>> Start
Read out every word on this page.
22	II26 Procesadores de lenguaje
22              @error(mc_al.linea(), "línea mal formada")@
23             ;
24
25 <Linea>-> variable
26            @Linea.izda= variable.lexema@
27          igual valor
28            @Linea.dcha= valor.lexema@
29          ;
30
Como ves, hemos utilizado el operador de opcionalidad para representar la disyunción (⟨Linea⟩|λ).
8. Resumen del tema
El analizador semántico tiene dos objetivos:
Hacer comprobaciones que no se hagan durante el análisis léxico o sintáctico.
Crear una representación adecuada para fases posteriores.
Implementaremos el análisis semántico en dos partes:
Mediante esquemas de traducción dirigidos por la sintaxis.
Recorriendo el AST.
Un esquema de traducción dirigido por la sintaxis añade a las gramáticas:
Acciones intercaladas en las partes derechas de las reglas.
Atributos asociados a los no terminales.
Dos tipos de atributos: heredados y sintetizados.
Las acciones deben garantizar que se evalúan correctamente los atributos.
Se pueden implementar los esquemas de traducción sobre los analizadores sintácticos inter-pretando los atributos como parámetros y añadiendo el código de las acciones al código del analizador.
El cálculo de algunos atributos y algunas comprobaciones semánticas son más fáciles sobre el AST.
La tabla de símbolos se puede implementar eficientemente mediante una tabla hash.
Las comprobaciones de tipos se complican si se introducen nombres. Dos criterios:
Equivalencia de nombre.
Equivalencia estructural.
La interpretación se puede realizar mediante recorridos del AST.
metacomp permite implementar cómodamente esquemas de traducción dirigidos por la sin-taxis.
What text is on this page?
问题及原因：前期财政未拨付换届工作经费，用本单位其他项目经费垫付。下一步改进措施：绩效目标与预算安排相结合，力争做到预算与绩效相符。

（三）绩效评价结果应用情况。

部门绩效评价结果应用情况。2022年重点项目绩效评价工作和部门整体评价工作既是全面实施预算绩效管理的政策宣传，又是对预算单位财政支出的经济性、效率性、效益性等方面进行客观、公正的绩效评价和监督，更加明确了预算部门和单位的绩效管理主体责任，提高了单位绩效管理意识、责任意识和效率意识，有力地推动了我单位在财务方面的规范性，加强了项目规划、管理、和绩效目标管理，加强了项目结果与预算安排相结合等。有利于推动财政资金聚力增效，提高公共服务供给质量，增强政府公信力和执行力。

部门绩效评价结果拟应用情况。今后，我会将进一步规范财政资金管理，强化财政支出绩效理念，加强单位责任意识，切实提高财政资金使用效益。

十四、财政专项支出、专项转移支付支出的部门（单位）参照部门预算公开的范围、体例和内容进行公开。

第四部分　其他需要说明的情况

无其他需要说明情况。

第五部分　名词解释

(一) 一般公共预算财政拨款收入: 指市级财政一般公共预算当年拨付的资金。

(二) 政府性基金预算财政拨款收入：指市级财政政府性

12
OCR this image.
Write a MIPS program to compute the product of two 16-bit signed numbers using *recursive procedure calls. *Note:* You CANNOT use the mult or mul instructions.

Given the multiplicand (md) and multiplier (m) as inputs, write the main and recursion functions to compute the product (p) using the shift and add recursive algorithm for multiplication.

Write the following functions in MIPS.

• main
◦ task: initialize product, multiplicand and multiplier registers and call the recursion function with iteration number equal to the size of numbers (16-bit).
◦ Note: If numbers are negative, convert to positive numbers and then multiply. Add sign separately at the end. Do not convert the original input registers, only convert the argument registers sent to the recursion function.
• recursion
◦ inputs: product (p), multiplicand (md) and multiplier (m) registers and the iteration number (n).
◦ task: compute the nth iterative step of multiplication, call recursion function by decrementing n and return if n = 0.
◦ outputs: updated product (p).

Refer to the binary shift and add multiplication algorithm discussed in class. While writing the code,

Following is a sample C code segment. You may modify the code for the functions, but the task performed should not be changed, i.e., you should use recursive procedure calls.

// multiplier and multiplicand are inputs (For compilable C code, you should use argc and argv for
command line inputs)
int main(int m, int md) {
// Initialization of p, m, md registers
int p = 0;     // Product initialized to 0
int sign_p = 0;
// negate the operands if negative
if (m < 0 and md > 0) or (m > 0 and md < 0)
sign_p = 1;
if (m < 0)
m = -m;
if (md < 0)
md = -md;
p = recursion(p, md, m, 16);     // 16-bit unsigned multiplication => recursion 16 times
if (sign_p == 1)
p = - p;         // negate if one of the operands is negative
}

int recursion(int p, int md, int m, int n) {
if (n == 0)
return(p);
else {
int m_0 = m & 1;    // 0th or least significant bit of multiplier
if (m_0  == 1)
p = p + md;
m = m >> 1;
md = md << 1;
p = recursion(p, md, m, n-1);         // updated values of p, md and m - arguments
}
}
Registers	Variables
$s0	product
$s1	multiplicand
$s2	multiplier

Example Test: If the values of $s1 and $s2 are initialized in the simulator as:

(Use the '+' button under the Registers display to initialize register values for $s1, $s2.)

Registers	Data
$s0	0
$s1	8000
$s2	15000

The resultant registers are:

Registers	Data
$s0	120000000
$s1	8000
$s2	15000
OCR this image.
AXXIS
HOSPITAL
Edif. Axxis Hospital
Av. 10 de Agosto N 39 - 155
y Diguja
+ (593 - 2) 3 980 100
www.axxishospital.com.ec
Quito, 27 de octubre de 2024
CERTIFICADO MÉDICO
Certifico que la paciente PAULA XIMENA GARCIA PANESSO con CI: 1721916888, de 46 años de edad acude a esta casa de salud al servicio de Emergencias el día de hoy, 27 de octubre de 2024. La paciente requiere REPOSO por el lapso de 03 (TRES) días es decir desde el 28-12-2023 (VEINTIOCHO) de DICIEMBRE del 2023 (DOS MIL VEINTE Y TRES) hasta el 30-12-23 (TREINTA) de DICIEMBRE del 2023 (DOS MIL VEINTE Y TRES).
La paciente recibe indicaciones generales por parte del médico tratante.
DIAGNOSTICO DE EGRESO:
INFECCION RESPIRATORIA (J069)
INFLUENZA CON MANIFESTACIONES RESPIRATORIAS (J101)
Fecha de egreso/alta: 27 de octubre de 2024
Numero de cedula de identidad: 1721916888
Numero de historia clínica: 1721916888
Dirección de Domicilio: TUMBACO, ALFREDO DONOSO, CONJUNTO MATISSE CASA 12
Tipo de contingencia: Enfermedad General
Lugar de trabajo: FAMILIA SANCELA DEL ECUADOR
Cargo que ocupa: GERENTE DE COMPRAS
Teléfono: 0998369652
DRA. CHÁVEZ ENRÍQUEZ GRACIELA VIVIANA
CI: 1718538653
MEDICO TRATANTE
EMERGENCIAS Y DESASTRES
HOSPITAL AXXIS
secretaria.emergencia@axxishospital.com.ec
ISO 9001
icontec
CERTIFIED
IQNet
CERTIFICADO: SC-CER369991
>> End
- _Task to carry out_: Gather every line from the entries above where the word "return" appears, and copy them.

- _Response to the exercise_:
◦ task: compute the nth iterative step of multiplication, call recursion function by decrementing n and return if n = 0.
return(p);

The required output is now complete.